SET EXERCISE
Give a verbatim repeat of the lines that run from the line containing "What text is on this page?" to the end of the data below.

RECORD LIST
______

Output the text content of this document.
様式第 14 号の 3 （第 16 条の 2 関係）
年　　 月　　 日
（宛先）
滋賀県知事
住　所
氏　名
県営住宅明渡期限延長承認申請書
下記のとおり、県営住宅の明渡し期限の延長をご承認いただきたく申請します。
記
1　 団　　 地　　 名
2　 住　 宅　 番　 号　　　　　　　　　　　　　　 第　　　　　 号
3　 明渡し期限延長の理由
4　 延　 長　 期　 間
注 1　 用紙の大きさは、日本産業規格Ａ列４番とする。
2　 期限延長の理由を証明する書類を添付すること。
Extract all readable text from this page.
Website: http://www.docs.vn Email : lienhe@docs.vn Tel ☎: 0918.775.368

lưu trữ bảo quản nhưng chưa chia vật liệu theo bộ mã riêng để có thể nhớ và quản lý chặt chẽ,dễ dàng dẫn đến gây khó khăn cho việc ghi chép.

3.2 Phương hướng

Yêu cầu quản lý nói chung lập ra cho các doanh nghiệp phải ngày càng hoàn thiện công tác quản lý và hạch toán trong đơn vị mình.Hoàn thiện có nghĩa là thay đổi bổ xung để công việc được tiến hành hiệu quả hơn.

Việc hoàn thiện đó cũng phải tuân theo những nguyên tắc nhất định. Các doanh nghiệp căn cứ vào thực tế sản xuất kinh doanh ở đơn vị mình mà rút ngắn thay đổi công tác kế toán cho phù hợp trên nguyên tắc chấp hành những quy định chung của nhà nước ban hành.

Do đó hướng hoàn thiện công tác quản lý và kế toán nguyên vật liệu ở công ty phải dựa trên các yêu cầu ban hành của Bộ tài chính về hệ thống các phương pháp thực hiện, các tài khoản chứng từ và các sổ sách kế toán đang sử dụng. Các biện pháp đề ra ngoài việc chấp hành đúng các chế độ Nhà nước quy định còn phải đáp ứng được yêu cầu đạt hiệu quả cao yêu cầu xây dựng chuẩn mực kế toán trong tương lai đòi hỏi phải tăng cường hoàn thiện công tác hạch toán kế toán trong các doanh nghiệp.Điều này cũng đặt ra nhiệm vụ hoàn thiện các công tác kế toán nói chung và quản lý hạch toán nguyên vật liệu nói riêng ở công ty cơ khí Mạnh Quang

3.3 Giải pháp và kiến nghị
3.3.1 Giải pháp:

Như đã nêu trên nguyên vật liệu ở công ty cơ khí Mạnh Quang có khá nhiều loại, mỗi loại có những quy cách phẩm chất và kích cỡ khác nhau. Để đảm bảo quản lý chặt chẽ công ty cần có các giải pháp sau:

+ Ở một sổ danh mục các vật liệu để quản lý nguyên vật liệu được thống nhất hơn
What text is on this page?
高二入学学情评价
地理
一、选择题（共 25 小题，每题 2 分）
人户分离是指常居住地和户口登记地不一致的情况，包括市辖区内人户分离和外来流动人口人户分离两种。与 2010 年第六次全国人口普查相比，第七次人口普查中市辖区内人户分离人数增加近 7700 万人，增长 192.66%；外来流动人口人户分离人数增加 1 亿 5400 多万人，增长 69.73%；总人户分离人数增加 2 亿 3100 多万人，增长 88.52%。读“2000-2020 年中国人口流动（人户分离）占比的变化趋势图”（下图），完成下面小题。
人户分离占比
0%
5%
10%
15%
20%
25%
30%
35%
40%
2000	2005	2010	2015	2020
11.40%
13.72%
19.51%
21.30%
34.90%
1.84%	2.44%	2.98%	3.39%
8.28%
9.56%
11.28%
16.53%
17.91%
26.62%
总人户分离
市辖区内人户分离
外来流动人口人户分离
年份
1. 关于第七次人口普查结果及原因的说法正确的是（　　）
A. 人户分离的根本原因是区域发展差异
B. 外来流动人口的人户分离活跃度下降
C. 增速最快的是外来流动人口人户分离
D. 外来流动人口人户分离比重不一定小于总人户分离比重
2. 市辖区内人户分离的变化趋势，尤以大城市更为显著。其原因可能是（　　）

______

RIGHT ANSWER
What text is on this page?
高二入学学情评价
地理
一、选择题（共 25 小题，每题 2 分）
人户分离是指常居住地和户口登记地不一致的情况，包括市辖区内人户分离和外来流动人口人户分离两种。与 2010 年第六次全国人口普查相比，第七次人口普查中市辖区内人户分离人数增加近 7700 万人，增长 192.66%；外来流动人口人户分离人数增加 1 亿 5400 多万人，增长 69.73%；总人户分离人数增加 2 亿 3100 多万人，增长 88.52%。读“2000-2020 年中国人口流动（人户分离）占比的变化趋势图”（下图），完成下面小题。
人户分离占比
0%
5%
10%
15%
20%
25%
30%
35%
40%
2000	2005	2010	2015	2020
11.40%
13.72%
19.51%
21.30%
34.90%
1.84%	2.44%	2.98%	3.39%
8.28%
9.56%
11.28%
16.53%
17.91%
26.62%
总人户分离
市辖区内人户分离
外来流动人口人户分离
年份
1. 关于第七次人口普查结果及原因的说法正确的是（　　）
A. 人户分离的根本原因是区域发展差异
B. 外来流动人口的人户分离活跃度下降
C. 增速最快的是外来流动人口人户分离
D. 外来流动人口人户分离比重不一定小于总人户分离比重
2. 市辖区内人户分离的变化趋势，尤以大城市更为显著。其原因可能是（　　）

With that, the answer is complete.